**WORK TO COMPLETE:**
The records below must be retyped exactly.

**MATERIAL PROVIDED:**

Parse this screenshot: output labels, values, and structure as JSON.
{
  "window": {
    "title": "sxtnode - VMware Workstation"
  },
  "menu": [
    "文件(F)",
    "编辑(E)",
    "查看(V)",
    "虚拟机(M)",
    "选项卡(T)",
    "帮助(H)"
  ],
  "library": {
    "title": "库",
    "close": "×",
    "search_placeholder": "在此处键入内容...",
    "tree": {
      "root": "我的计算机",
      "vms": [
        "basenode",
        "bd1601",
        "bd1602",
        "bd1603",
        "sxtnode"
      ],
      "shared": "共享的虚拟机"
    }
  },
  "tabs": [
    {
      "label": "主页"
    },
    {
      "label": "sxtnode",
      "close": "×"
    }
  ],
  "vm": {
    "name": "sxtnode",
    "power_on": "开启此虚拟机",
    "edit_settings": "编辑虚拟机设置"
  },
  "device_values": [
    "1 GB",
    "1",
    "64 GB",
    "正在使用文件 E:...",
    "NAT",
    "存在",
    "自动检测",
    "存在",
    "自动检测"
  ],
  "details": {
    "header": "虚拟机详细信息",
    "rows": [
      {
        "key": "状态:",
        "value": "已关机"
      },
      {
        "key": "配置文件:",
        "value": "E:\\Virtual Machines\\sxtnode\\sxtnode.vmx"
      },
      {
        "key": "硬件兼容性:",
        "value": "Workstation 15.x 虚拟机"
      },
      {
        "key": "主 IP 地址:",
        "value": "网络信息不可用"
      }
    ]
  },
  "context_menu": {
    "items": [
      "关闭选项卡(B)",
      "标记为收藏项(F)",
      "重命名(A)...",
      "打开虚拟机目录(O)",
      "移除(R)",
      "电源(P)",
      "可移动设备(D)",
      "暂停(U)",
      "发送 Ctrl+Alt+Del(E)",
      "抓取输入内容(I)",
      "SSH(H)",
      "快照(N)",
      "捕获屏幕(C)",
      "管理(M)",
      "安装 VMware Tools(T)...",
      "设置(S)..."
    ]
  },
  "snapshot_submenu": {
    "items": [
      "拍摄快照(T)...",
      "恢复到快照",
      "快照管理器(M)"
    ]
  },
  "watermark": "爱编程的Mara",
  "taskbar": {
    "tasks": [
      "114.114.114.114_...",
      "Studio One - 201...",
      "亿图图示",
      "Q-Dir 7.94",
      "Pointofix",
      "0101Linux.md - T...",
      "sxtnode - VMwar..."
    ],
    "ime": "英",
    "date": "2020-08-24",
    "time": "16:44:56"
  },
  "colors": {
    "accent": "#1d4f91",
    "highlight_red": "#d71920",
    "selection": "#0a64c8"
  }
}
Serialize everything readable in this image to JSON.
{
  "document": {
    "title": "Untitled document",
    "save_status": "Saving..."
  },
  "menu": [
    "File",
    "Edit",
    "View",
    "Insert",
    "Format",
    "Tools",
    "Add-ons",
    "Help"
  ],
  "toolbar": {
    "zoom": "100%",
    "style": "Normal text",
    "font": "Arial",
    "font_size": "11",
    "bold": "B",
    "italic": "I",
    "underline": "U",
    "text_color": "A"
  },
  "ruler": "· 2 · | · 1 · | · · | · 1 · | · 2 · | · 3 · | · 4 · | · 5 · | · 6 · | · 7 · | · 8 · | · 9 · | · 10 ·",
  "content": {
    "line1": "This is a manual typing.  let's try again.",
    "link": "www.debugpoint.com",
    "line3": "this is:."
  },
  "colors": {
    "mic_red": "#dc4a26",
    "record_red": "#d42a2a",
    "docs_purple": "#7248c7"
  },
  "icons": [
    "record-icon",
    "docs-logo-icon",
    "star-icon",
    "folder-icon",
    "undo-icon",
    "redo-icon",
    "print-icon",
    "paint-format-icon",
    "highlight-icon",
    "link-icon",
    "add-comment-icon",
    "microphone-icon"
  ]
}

**WORKED SOLUTION:**
Parse this screenshot: output labels, values, and structure as JSON.
{
  "window": {
    "title": "sxtnode - VMware Workstation"
  },
  "menu": [
    "文件(F)",
    "编辑(E)",
    "查看(V)",
    "虚拟机(M)",
    "选项卡(T)",
    "帮助(H)"
  ],
  "library": {
    "title": "库",
    "close": "×",
    "search_placeholder": "在此处键入内容...",
    "tree": {
      "root": "我的计算机",
      "vms": [
        "basenode",
        "bd1601",
        "bd1602",
        "bd1603",
        "sxtnode"
      ],
      "shared": "共享的虚拟机"
    }
  },
  "tabs": [
    {
      "label": "主页"
    },
    {
      "label": "sxtnode",
      "close": "×"
    }
  ],
  "vm": {
    "name": "sxtnode",
    "power_on": "开启此虚拟机",
    "edit_settings": "编辑虚拟机设置"
  },
  "device_values": [
    "1 GB",
    "1",
    "64 GB",
    "正在使用文件 E:...",
    "NAT",
    "存在",
    "自动检测",
    "存在",
    "自动检测"
  ],
  "details": {
    "header": "虚拟机详细信息",
    "rows": [
      {
        "key": "状态:",
        "value": "已关机"
      },
      {
        "key": "配置文件:",
        "value": "E:\\Virtual Machines\\sxtnode\\sxtnode.vmx"
      },
      {
        "key": "硬件兼容性:",
        "value": "Workstation 15.x 虚拟机"
      },
      {
        "key": "主 IP 地址:",
        "value": "网络信息不可用"
      }
    ]
  },
  "context_menu": {
    "items": [
      "关闭选项卡(B)",
      "标记为收藏项(F)",
      "重命名(A)...",
      "打开虚拟机目录(O)",
      "移除(R)",
      "电源(P)",
      "可移动设备(D)",
      "暂停(U)",
      "发送 Ctrl+Alt+Del(E)",
      "抓取输入内容(I)",
      "SSH(H)",
      "快照(N)",
      "捕获屏幕(C)",
      "管理(M)",
      "安装 VMware Tools(T)...",
      "设置(S)..."
    ]
  },
  "snapshot_submenu": {
    "items": [
      "拍摄快照(T)...",
      "恢复到快照",
      "快照管理器(M)"
    ]
  },
  "watermark": "爱编程的Mara",
  "taskbar": {
    "tasks": [
      "114.114.114.114_...",
      "Studio One - 201...",
      "亿图图示",
      "Q-Dir 7.94",
      "Pointofix",
      "0101Linux.md - T...",
      "sxtnode - VMwar..."
    ],
    "ime": "英",
    "date": "2020-08-24",
    "time": "16:44:56"
  },
  "colors": {
    "accent": "#1d4f91",
    "highlight_red": "#d71920",
    "selection": "#0a64c8"
  }
}
Serialize everything readable in this image to JSON.
{
  "document": {
    "title": "Untitled document",
    "save_status": "Saving..."
  },
  "menu": [
    "File",
    "Edit",
    "View",
    "Insert",
    "Format",
    "Tools",
    "Add-ons",
    "Help"
  ],
  "toolbar": {
    "zoom": "100%",
    "style": "Normal text",
    "font": "Arial",
    "font_size": "11",
    "bold": "B",
    "italic": "I",
    "underline": "U",
    "text_color": "A"
  },
  "ruler": "· 2 · | · 1 · | · · | · 1 · | · 2 · | · 3 · | · 4 · | · 5 · | · 6 · | · 7 · | · 8 · | · 9 · | · 10 ·",
  "content": {
    "line1": "This is a manual typing.  let's try again.",
    "link": "www.debugpoint.com",
    "line3": "this is:."
  },
  "colors": {
    "mic_red": "#dc4a26",
    "record_red": "#d42a2a",
    "docs_purple": "#7248c7"
  },
  "icons": [
    "record-icon",
    "docs-logo-icon",
    "star-icon",
    "folder-icon",
    "undo-icon",
    "redo-icon",
    "print-icon",
    "paint-format-icon",
    "highlight-icon",
    "link-icon",
    "add-comment-icon",
    "microphone-icon"
  ]
}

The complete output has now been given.